Material provided:
========

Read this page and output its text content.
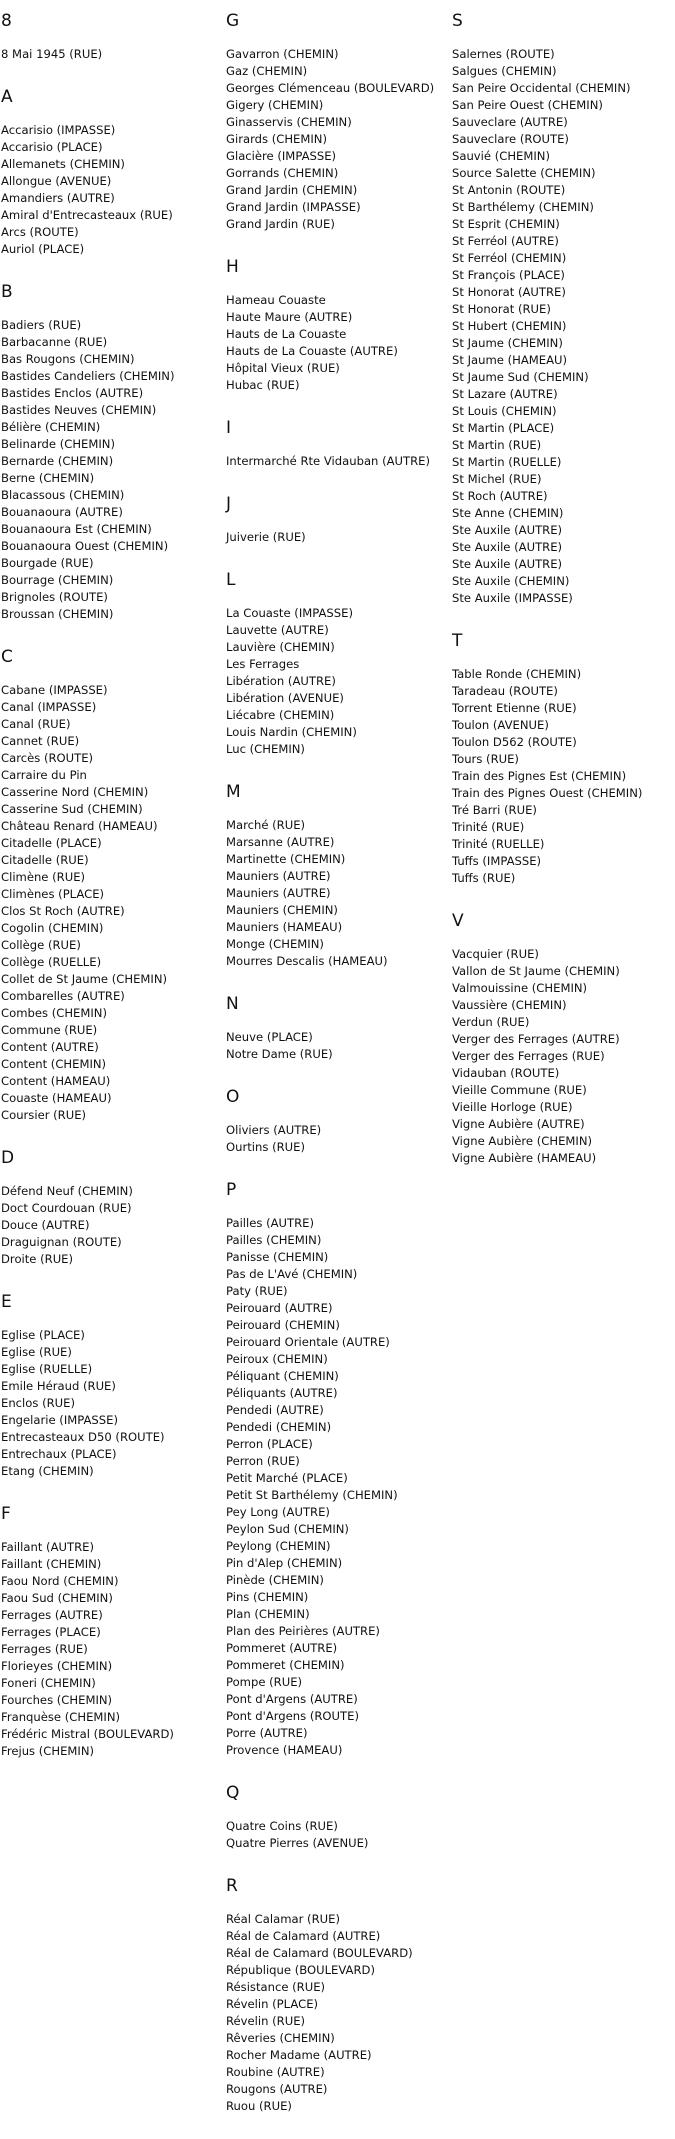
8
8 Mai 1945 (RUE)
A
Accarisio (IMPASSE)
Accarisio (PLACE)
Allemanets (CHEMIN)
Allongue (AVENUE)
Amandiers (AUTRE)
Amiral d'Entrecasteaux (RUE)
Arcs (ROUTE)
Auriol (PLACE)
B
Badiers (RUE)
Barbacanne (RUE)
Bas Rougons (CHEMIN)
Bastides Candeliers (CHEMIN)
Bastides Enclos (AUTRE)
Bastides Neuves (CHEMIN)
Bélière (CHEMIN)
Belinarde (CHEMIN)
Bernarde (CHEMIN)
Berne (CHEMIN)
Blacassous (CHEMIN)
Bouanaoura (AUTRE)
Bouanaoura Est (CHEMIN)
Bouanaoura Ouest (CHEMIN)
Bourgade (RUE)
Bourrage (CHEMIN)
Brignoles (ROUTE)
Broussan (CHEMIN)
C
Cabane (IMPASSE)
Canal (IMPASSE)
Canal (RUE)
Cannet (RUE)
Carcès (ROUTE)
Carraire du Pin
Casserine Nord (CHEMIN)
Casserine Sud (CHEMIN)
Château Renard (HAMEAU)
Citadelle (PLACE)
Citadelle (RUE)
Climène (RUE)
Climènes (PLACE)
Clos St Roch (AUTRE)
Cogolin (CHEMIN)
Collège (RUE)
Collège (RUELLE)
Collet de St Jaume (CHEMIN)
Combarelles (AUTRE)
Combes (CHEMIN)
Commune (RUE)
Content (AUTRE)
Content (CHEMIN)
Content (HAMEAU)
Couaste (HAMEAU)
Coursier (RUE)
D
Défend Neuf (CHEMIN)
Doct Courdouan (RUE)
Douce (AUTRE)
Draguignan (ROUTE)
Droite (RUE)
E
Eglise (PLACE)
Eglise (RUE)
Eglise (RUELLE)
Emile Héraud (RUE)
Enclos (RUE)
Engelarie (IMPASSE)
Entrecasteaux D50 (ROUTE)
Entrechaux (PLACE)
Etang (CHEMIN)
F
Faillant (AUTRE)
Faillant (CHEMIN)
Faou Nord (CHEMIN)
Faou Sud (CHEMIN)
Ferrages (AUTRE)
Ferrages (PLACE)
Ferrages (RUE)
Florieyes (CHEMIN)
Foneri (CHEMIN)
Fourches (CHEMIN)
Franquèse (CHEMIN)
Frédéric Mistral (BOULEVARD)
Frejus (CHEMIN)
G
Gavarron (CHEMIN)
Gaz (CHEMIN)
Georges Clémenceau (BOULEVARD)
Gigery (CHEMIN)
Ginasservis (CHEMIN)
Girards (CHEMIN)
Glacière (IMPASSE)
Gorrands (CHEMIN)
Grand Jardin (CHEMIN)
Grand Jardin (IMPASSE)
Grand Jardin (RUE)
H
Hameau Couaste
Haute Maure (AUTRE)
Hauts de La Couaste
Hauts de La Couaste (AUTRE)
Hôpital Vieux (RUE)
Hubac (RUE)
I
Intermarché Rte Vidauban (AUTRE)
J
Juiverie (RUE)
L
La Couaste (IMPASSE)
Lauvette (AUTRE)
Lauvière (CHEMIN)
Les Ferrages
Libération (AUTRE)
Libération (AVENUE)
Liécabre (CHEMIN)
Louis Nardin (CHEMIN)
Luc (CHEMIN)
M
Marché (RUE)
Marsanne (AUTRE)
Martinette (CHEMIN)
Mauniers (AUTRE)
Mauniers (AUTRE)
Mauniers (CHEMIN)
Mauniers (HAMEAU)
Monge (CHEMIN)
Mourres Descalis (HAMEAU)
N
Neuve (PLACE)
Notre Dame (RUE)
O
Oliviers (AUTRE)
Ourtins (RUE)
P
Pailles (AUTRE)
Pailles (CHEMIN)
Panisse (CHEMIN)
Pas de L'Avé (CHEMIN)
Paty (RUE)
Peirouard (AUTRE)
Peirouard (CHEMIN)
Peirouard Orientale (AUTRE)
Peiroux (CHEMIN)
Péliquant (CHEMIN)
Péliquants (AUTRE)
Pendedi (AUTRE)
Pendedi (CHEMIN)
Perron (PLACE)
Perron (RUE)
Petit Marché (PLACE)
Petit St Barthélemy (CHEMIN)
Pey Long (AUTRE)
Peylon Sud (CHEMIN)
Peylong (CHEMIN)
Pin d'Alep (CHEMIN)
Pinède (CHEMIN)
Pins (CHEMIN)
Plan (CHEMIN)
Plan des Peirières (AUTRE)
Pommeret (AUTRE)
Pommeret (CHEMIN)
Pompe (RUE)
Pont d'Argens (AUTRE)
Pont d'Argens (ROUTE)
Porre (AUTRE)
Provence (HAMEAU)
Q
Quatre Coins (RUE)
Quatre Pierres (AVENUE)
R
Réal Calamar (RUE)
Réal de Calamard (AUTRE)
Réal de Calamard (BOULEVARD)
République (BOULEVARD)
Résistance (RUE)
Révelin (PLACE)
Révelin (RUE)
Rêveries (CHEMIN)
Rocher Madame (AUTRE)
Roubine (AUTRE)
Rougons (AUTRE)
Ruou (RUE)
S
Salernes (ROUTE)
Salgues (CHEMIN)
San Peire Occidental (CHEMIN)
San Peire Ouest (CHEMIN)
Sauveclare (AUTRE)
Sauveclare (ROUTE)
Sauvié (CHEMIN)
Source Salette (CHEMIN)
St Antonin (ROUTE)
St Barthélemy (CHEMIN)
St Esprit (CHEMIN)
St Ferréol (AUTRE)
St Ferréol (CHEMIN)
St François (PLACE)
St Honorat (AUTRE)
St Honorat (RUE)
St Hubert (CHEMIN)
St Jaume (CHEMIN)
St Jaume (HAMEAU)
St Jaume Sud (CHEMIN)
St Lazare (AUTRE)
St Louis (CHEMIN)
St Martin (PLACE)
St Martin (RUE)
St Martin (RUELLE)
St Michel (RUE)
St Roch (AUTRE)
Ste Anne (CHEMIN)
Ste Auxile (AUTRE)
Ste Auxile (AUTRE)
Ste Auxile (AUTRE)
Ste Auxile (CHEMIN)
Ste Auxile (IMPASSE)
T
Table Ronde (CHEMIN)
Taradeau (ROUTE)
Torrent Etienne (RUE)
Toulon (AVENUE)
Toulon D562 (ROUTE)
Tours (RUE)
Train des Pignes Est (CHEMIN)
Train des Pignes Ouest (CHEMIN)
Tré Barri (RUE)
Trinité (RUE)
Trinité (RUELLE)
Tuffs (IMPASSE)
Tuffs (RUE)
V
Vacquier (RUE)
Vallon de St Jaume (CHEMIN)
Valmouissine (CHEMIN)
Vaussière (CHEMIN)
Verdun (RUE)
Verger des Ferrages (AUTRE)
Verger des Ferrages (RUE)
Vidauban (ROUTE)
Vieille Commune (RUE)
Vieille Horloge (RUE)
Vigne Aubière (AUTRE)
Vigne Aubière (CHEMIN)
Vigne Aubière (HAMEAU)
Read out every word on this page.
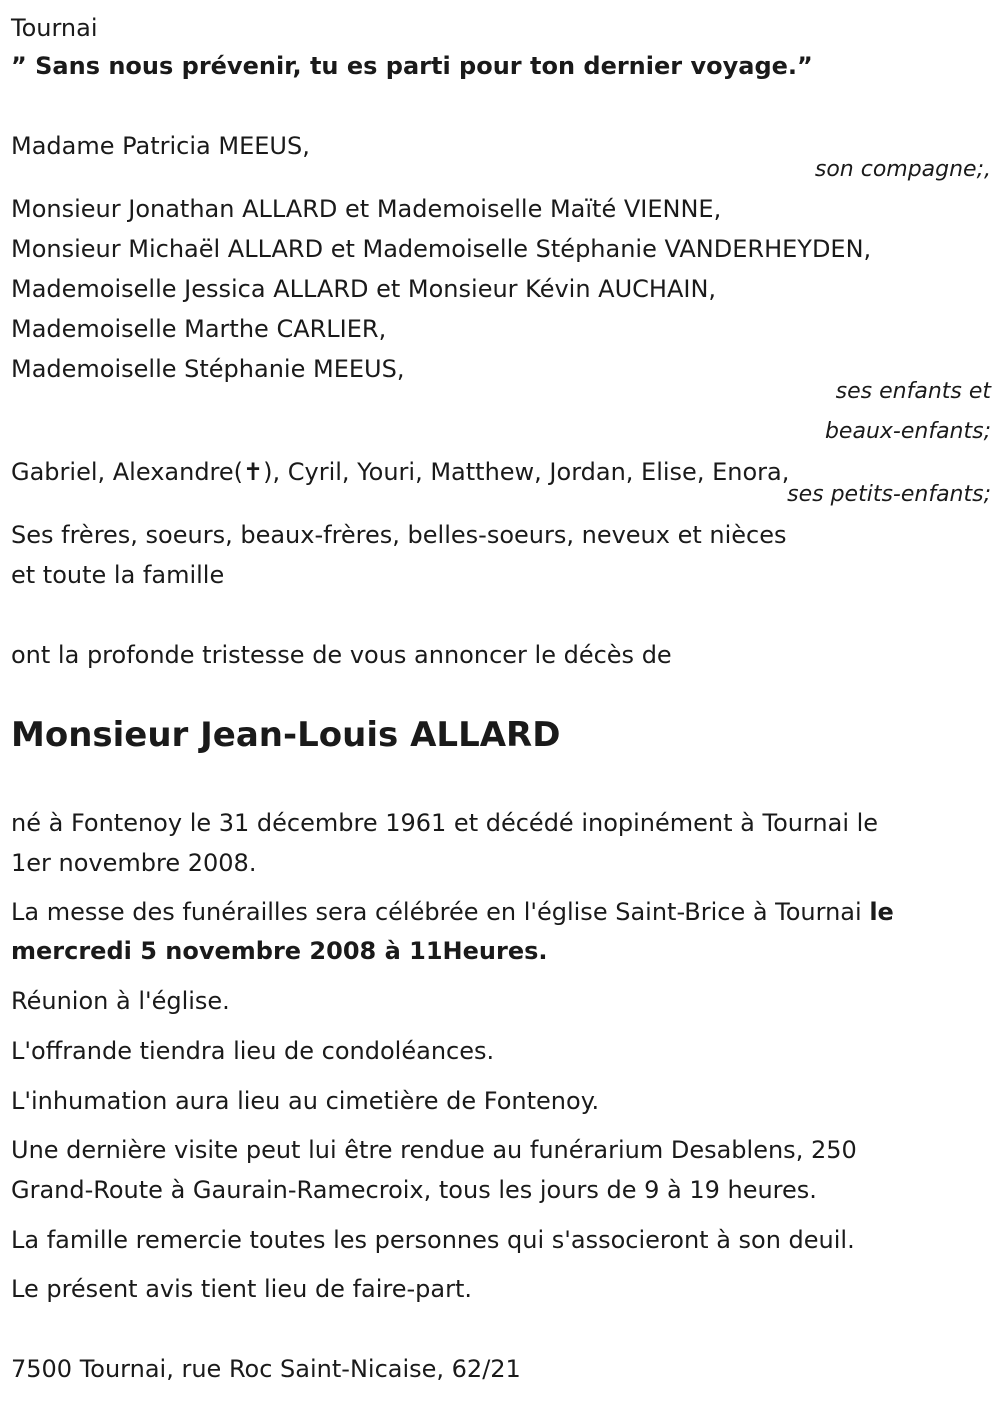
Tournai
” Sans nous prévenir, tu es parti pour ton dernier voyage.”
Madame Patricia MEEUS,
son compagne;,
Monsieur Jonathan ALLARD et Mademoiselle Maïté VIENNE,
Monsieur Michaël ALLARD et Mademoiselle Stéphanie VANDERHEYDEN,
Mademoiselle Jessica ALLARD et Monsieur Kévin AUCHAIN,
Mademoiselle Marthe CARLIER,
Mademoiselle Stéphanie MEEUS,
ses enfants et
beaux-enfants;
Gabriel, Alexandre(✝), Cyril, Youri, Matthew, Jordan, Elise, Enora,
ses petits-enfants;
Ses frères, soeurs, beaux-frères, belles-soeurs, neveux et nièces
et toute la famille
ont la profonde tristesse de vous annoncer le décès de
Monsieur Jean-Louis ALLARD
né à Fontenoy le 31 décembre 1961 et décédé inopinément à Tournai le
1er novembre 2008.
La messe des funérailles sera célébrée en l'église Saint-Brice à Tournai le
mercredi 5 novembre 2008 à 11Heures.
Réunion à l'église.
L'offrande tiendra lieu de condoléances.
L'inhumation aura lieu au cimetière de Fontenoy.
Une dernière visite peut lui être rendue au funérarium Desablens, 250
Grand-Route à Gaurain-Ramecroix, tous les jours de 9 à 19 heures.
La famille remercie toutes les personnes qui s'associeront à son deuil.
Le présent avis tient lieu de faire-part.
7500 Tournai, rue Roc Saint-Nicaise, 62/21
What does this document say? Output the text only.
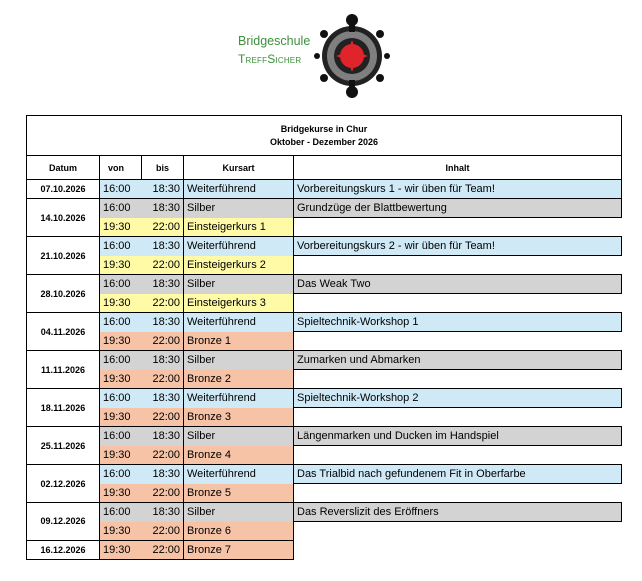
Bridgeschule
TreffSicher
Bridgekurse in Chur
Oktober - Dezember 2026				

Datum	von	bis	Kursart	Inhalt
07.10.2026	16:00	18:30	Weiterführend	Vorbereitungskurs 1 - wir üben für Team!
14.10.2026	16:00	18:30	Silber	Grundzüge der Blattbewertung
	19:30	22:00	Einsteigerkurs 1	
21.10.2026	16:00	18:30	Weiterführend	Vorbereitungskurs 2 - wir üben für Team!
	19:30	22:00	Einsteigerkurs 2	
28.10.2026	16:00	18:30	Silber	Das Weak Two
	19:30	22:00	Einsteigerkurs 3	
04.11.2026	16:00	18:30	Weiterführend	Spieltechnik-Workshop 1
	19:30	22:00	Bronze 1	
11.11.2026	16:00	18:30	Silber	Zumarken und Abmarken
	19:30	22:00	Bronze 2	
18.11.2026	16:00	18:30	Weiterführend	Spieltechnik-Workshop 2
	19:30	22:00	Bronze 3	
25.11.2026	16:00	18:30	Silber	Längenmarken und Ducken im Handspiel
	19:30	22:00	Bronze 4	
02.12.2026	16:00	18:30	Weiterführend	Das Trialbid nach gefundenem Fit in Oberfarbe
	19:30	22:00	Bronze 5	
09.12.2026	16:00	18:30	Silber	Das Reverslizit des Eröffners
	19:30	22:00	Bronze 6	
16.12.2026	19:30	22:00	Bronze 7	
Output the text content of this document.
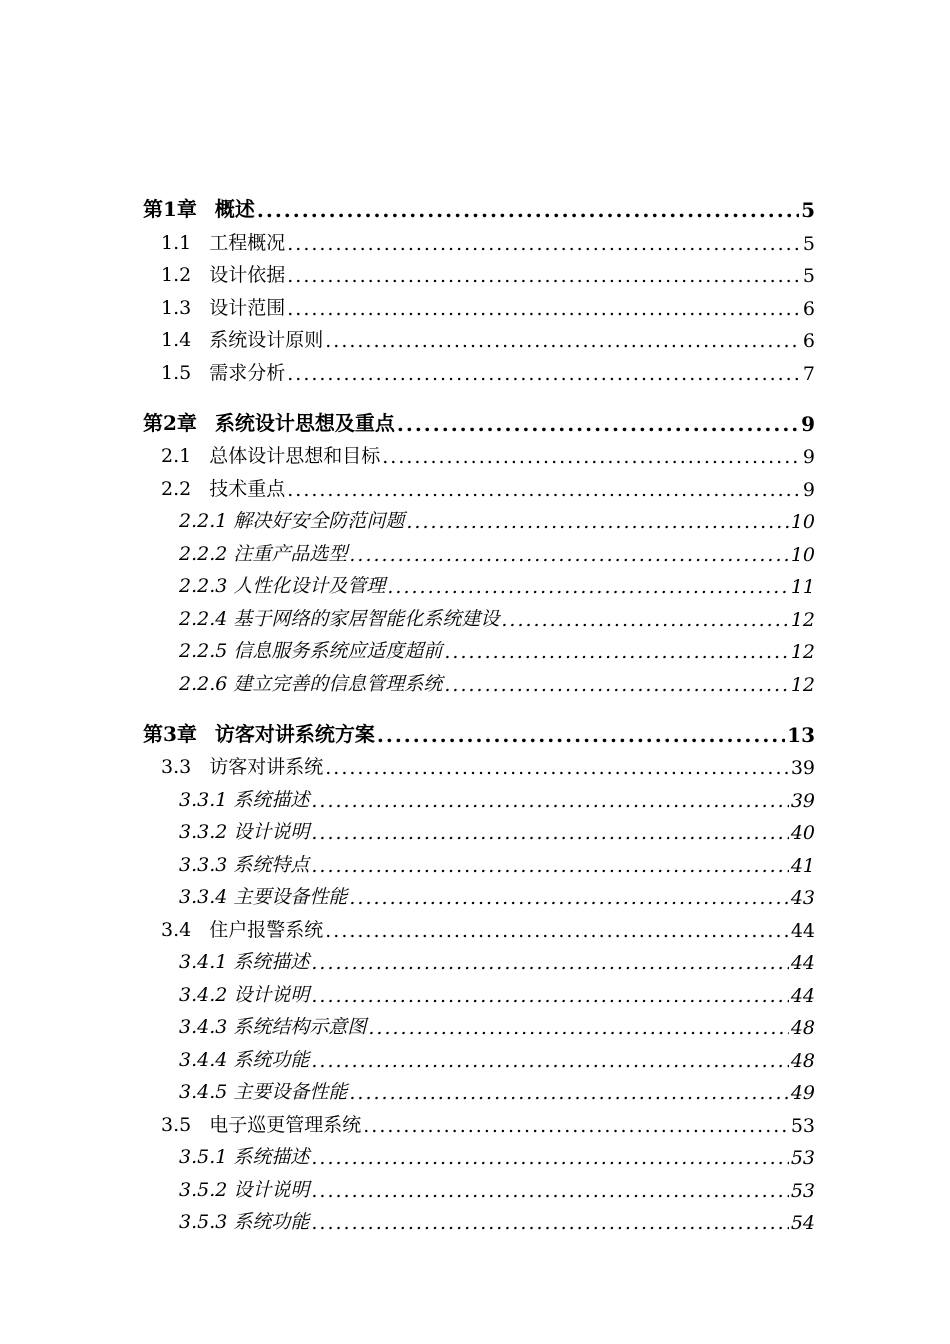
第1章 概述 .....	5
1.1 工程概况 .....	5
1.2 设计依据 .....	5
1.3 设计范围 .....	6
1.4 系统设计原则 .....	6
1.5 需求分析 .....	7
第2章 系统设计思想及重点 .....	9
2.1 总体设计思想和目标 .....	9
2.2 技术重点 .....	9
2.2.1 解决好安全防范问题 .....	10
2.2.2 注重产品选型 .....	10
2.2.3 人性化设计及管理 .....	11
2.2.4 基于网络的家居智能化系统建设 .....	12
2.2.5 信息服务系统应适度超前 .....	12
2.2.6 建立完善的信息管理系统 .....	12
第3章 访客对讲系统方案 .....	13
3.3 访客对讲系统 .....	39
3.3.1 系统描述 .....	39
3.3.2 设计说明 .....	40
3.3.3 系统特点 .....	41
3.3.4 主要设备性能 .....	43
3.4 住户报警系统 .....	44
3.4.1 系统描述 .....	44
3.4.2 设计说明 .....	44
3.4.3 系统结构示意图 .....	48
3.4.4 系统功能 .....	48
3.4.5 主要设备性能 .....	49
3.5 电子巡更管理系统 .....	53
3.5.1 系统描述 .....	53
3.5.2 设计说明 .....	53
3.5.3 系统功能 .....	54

========

Written task:
Copy out exactly the lines between the line that contains "Output the text content of this document." and the last line of the records, both ends included; leave out every picture.

The output:
Output the text content of this document.
第1章 概述 .....	5
1.1 工程概况 .....	5
1.2 设计依据 .....	5
1.3 设计范围 .....	6
1.4 系统设计原则 .....	6
1.5 需求分析 .....	7
第2章 系统设计思想及重点 .....	9
2.1 总体设计思想和目标 .....	9
2.2 技术重点 .....	9
2.2.1 解决好安全防范问题 .....	10
2.2.2 注重产品选型 .....	10
2.2.3 人性化设计及管理 .....	11
2.2.4 基于网络的家居智能化系统建设 .....	12
2.2.5 信息服务系统应适度超前 .....	12
2.2.6 建立完善的信息管理系统 .....	12
第3章 访客对讲系统方案 .....	13
3.3 访客对讲系统 .....	39
3.3.1 系统描述 .....	39
3.3.2 设计说明 .....	40
3.3.3 系统特点 .....	41
3.3.4 主要设备性能 .....	43
3.4 住户报警系统 .....	44
3.4.1 系统描述 .....	44
3.4.2 设计说明 .....	44
3.4.3 系统结构示意图 .....	48
3.4.4 系统功能 .....	48
3.4.5 主要设备性能 .....	49
3.5 电子巡更管理系统 .....	53
3.5.1 系统描述 .....	53
3.5.2 设计说明 .....	53
3.5.3 系统功能 .....	54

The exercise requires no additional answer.